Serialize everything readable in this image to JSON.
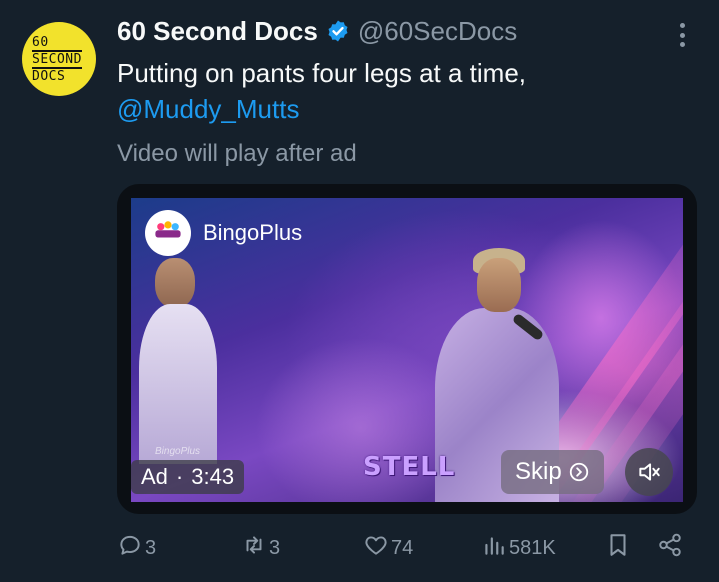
{
  "tweet": {
    "author": {
      "display_name": "60 Second Docs",
      "handle": "@60SecDocs",
      "avatar_text": [
        "60",
        "SECOND",
        "DOCS"
      ],
      "verified": true
    },
    "text": "Putting on pants four legs at a time,",
    "mention": "@Muddy_Mutts",
    "notice": "Video will play after ad"
  },
  "video_ad": {
    "advertiser": "BingoPlus",
    "ad_label": "Ad",
    "separator": "·",
    "countdown": "3:43",
    "skip_label": "Skip",
    "overlay_caption": "STELL",
    "watermark": "BingoPlus"
  },
  "actions": {
    "replies": "3",
    "reposts": "3",
    "likes": "74",
    "views": "581K"
  },
  "colors": {
    "background": "#15202b",
    "text_primary": "#f7f9f9",
    "text_secondary": "#8b98a5",
    "accent_blue": "#1d9bf0",
    "avatar_yellow": "#f2e22c"
  },
  "icons": {
    "verified": "verified-badge-icon",
    "more": "more-options-icon",
    "reply": "reply-icon",
    "repost": "repost-icon",
    "like": "heart-icon",
    "views": "views-chart-icon",
    "bookmark": "bookmark-icon",
    "share": "share-icon",
    "mute": "muted-speaker-icon",
    "skip": "skip-arrow-icon"
  }
}
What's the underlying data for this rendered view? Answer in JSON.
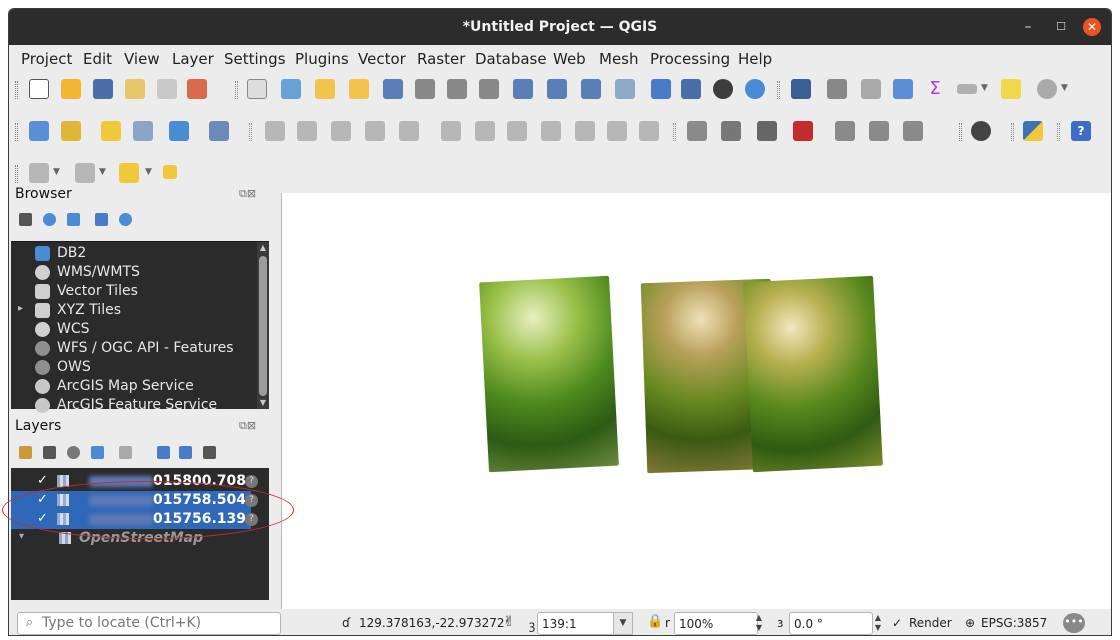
{
  "window": {
    "title": "*Untitled Project — QGIS",
    "controls": {
      "minimize": "–",
      "maximize": "☐",
      "close": "✕"
    }
  },
  "menubar": {
    "items": [
      "Project",
      "Edit",
      "View",
      "Layer",
      "Settings",
      "Plugins",
      "Vector",
      "Raster",
      "Database",
      "Web",
      "Mesh",
      "Processing",
      "Help"
    ]
  },
  "toolbars": {
    "icons": [
      "new-project-icon",
      "open-project-icon",
      "save-project-icon",
      "save-as-icon",
      "print-layout-icon",
      "style-manager-icon",
      "pan-icon",
      "pan-to-selection-icon",
      "zoom-in-icon",
      "zoom-out-icon",
      "zoom-full-icon",
      "zoom-to-selection-icon",
      "zoom-to-layer-icon",
      "zoom-native-icon",
      "zoom-last-icon",
      "zoom-next-icon",
      "new-map-view-icon",
      "new-3d-view-icon",
      "bookmark-icon",
      "show-bookmarks-icon",
      "temporal-controller-icon",
      "refresh-icon",
      "identify-icon",
      "attribute-table-icon",
      "field-calculator-icon",
      "processing-toolbox-icon",
      "statistics-icon",
      "measure-icon",
      "map-tips-icon",
      "select-icon"
    ]
  },
  "browser": {
    "title": "Browser",
    "items": [
      {
        "label": "DB2",
        "icon": "db2-icon",
        "color": "#4a8bd6"
      },
      {
        "label": "WMS/WMTS",
        "icon": "globe-icon",
        "color": "#d0d0d0"
      },
      {
        "label": "Vector Tiles",
        "icon": "grid-icon",
        "color": "#cfcfcf"
      },
      {
        "label": "XYZ Tiles",
        "icon": "grid-icon",
        "color": "#cfcfcf",
        "expandable": true
      },
      {
        "label": "WCS",
        "icon": "wcs-icon",
        "color": "#d0d0d0"
      },
      {
        "label": "WFS / OGC API - Features",
        "icon": "globe-icon",
        "color": "#8f8f8f"
      },
      {
        "label": "OWS",
        "icon": "globe-icon",
        "color": "#8f8f8f"
      },
      {
        "label": "ArcGIS Map Service",
        "icon": "arcgis-icon",
        "color": "#c8c8c8"
      },
      {
        "label": "ArcGIS Feature Service",
        "icon": "arcgis-icon",
        "color": "#c8c8c8"
      }
    ]
  },
  "layers": {
    "title": "Layers",
    "items": [
      {
        "label": "015800.7083",
        "checked": true,
        "selected": false
      },
      {
        "label": "015758.5045",
        "checked": true,
        "selected": true
      },
      {
        "label": "015756.1394",
        "checked": true,
        "selected": true
      },
      {
        "label": "OpenStreetMap",
        "checked": false,
        "selected": false,
        "group": true
      }
    ]
  },
  "statusbar": {
    "locate_placeholder": "Type to locate (Ctrl+K)",
    "coordinate_label": "ɗ",
    "coordinate": "129.378163,-22.973272",
    "scale_label": "ꝫ",
    "scale": "139:1",
    "magnifier_label": "r",
    "magnifier": "100%",
    "rotation_label": "ɜ",
    "rotation": "0.0 °",
    "render_label": "Render",
    "render_checked": "✓",
    "crs": "EPSG:3857"
  },
  "colors": {
    "accent": "#2f68b9",
    "annotation_red": "#c42b2b",
    "title_bar": "#2c2c2c",
    "close_button": "#e95420"
  }
}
######
* Your task
Write out each entry exactly as given, omitting any picture.

* Answer to the task
Serialize everything readable in this image to JSON.
{
  "tweet": {
    "author": {
      "display_name": "60 Second Docs",
      "handle": "@60SecDocs",
      "avatar_text": [
        "60",
        "SECOND",
        "DOCS"
      ],
      "verified": true
    },
    "text": "Putting on pants four legs at a time,",
    "mention": "@Muddy_Mutts",
    "notice": "Video will play after ad"
  },
  "video_ad": {
    "advertiser": "BingoPlus",
    "ad_label": "Ad",
    "separator": "·",
    "countdown": "3:43",
    "skip_label": "Skip",
    "overlay_caption": "STELL",
    "watermark": "BingoPlus"
  },
  "actions": {
    "replies": "3",
    "reposts": "3",
    "likes": "74",
    "views": "581K"
  },
  "colors": {
    "background": "#15202b",
    "text_primary": "#f7f9f9",
    "text_secondary": "#8b98a5",
    "accent_blue": "#1d9bf0",
    "avatar_yellow": "#f2e22c"
  },
  "icons": {
    "verified": "verified-badge-icon",
    "more": "more-options-icon",
    "reply": "reply-icon",
    "repost": "repost-icon",
    "like": "heart-icon",
    "views": "views-chart-icon",
    "bookmark": "bookmark-icon",
    "share": "share-icon",
    "mute": "muted-speaker-icon",
    "skip": "skip-arrow-icon"
  }
}
What's the underlying data for this rendered view? Answer in JSON.
{
  "window": {
    "title": "*Untitled Project — QGIS",
    "controls": {
      "minimize": "–",
      "maximize": "☐",
      "close": "✕"
    }
  },
  "menubar": {
    "items": [
      "Project",
      "Edit",
      "View",
      "Layer",
      "Settings",
      "Plugins",
      "Vector",
      "Raster",
      "Database",
      "Web",
      "Mesh",
      "Processing",
      "Help"
    ]
  },
  "toolbars": {
    "icons": [
      "new-project-icon",
      "open-project-icon",
      "save-project-icon",
      "save-as-icon",
      "print-layout-icon",
      "style-manager-icon",
      "pan-icon",
      "pan-to-selection-icon",
      "zoom-in-icon",
      "zoom-out-icon",
      "zoom-full-icon",
      "zoom-to-selection-icon",
      "zoom-to-layer-icon",
      "zoom-native-icon",
      "zoom-last-icon",
      "zoom-next-icon",
      "new-map-view-icon",
      "new-3d-view-icon",
      "bookmark-icon",
      "show-bookmarks-icon",
      "temporal-controller-icon",
      "refresh-icon",
      "identify-icon",
      "attribute-table-icon",
      "field-calculator-icon",
      "processing-toolbox-icon",
      "statistics-icon",
      "measure-icon",
      "map-tips-icon",
      "select-icon"
    ]
  },
  "browser": {
    "title": "Browser",
    "items": [
      {
        "label": "DB2",
        "icon": "db2-icon",
        "color": "#4a8bd6"
      },
      {
        "label": "WMS/WMTS",
        "icon": "globe-icon",
        "color": "#d0d0d0"
      },
      {
        "label": "Vector Tiles",
        "icon": "grid-icon",
        "color": "#cfcfcf"
      },
      {
        "label": "XYZ Tiles",
        "icon": "grid-icon",
        "color": "#cfcfcf",
        "expandable": true
      },
      {
        "label": "WCS",
        "icon": "wcs-icon",
        "color": "#d0d0d0"
      },
      {
        "label": "WFS / OGC API - Features",
        "icon": "globe-icon",
        "color": "#8f8f8f"
      },
      {
        "label": "OWS",
        "icon": "globe-icon",
        "color": "#8f8f8f"
      },
      {
        "label": "ArcGIS Map Service",
        "icon": "arcgis-icon",
        "color": "#c8c8c8"
      },
      {
        "label": "ArcGIS Feature Service",
        "icon": "arcgis-icon",
        "color": "#c8c8c8"
      }
    ]
  },
  "layers": {
    "title": "Layers",
    "items": [
      {
        "label": "015800.7083",
        "checked": true,
        "selected": false
      },
      {
        "label": "015758.5045",
        "checked": true,
        "selected": true
      },
      {
        "label": "015756.1394",
        "checked": true,
        "selected": true
      },
      {
        "label": "OpenStreetMap",
        "checked": false,
        "selected": false,
        "group": true
      }
    ]
  },
  "statusbar": {
    "locate_placeholder": "Type to locate (Ctrl+K)",
    "coordinate_label": "ɗ",
    "coordinate": "129.378163,-22.973272",
    "scale_label": "ꝫ",
    "scale": "139:1",
    "magnifier_label": "r",
    "magnifier": "100%",
    "rotation_label": "ɜ",
    "rotation": "0.0 °",
    "render_label": "Render",
    "render_checked": "✓",
    "crs": "EPSG:3857"
  },
  "colors": {
    "accent": "#2f68b9",
    "annotation_red": "#c42b2b",
    "title_bar": "#2c2c2c",
    "close_button": "#e95420"
  }
}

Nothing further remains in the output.